- SET PROBLEM
In the material below, the lines containing the word "orange" are required; copy each of them.
## start EXERCISE DATA
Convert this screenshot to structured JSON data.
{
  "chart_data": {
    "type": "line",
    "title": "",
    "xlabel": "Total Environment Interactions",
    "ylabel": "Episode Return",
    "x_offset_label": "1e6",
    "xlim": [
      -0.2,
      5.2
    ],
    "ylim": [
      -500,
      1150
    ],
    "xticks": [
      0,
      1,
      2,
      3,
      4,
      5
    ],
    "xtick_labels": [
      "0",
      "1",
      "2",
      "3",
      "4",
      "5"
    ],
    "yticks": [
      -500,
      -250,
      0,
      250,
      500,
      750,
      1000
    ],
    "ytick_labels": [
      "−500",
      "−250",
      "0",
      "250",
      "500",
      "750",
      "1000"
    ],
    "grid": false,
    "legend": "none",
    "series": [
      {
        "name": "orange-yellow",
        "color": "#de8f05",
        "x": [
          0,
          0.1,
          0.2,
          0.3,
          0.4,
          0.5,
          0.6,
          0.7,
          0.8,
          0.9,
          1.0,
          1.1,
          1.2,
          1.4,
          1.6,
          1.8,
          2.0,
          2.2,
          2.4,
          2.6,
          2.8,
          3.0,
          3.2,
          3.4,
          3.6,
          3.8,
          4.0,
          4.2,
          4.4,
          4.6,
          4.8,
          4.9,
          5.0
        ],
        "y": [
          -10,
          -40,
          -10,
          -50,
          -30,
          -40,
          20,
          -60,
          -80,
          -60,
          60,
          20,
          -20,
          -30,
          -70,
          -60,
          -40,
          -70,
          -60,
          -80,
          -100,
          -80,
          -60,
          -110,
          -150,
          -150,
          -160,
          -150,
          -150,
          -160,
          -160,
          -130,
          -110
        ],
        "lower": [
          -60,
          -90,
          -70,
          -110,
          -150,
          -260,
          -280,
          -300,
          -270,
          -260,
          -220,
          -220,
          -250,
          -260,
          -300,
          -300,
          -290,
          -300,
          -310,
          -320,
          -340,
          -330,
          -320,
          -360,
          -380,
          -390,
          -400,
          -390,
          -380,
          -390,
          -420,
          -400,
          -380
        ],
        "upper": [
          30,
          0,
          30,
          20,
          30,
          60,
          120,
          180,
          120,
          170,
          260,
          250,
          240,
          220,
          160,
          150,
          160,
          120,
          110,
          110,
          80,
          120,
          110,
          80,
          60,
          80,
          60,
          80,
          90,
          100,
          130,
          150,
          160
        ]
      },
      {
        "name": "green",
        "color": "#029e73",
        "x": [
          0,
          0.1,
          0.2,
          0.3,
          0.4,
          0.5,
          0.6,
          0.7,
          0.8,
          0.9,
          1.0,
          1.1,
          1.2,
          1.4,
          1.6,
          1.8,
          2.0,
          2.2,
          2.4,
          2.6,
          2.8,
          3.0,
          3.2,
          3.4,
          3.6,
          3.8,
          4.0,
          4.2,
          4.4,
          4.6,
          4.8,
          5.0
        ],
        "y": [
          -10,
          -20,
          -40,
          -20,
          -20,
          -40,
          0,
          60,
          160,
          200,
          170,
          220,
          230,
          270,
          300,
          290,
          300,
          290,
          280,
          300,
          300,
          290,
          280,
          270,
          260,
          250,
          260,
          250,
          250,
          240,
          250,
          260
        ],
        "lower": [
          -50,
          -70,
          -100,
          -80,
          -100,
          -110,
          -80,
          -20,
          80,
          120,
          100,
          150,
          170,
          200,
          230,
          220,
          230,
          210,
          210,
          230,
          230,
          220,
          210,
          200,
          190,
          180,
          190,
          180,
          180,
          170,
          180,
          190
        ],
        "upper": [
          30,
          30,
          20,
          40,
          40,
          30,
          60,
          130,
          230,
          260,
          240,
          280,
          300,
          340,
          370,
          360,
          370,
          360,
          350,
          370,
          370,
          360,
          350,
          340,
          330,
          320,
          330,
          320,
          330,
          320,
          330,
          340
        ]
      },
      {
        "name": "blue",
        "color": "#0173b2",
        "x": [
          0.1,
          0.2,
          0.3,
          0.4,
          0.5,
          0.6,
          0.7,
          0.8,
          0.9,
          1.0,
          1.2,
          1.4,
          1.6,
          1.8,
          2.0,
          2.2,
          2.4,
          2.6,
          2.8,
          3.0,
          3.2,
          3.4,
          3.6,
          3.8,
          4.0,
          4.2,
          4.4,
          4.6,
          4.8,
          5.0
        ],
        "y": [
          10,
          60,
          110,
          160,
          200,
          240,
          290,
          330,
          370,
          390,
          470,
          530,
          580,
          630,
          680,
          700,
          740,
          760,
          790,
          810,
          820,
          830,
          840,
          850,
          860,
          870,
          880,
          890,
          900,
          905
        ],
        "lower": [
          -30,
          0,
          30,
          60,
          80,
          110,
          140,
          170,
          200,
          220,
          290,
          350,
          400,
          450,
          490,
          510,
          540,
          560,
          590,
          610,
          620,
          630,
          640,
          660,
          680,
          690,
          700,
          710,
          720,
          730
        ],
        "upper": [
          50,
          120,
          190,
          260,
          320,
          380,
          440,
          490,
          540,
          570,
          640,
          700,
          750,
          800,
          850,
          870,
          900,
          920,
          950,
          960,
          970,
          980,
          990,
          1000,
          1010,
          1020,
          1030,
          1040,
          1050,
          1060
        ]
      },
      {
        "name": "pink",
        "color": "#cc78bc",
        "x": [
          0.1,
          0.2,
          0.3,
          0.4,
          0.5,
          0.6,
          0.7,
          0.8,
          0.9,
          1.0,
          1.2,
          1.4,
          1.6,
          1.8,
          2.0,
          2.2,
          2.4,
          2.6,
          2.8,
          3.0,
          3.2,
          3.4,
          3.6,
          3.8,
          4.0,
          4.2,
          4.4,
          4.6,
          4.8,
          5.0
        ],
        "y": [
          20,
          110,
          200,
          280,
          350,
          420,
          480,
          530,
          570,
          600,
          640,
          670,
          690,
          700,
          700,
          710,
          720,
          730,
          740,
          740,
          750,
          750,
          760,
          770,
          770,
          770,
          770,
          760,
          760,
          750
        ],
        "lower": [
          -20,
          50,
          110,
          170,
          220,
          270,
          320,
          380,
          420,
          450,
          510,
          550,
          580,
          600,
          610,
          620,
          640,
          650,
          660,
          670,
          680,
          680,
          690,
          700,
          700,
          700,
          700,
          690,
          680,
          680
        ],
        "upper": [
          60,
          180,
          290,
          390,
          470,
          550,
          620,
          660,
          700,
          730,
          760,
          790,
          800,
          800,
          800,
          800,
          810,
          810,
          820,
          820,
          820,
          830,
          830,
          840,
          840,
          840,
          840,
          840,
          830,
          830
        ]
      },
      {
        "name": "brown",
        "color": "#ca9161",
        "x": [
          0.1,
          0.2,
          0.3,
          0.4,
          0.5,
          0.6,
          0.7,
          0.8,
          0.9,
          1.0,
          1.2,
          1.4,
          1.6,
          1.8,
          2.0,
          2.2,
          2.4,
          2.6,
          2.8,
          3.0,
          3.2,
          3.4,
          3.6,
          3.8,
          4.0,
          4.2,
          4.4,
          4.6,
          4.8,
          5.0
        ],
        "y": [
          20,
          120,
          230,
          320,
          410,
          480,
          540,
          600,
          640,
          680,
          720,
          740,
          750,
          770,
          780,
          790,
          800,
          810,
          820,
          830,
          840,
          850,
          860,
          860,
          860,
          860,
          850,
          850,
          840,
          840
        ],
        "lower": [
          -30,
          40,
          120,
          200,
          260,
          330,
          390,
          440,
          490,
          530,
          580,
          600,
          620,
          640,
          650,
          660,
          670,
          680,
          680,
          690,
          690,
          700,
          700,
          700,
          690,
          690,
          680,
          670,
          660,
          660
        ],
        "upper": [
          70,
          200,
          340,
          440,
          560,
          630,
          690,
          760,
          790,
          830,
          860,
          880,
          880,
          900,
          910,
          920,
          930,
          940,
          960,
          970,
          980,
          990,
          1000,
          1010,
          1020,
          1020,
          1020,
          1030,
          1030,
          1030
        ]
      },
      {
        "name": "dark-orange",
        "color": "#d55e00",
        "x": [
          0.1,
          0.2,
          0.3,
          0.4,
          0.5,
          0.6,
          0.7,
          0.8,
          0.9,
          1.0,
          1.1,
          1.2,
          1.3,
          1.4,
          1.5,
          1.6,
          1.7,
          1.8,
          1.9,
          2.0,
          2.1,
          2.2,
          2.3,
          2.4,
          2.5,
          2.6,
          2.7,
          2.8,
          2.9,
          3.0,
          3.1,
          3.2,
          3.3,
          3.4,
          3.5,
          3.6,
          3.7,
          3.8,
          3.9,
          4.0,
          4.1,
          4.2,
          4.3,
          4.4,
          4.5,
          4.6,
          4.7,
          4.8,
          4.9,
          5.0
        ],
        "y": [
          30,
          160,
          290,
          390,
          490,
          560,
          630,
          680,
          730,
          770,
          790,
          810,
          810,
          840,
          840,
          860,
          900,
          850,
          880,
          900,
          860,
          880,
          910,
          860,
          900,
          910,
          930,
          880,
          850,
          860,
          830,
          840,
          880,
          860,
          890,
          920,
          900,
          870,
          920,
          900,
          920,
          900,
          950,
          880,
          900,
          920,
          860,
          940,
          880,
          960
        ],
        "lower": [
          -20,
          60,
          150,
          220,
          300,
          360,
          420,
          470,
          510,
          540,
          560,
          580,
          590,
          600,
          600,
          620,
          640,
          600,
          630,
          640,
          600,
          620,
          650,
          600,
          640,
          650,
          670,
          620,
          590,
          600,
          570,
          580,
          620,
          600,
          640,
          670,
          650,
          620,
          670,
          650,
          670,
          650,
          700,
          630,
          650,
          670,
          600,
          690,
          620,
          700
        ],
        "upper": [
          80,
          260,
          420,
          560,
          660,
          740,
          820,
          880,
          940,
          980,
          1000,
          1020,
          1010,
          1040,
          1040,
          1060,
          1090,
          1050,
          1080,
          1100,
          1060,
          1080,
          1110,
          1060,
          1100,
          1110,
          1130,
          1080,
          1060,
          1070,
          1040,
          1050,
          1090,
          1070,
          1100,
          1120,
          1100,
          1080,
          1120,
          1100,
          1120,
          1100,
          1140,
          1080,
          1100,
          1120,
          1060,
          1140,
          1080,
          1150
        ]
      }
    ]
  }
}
## end EXERCISE DATA
- TASK RESULT
        "name": "orange-yellow",
        "name": "dark-orange",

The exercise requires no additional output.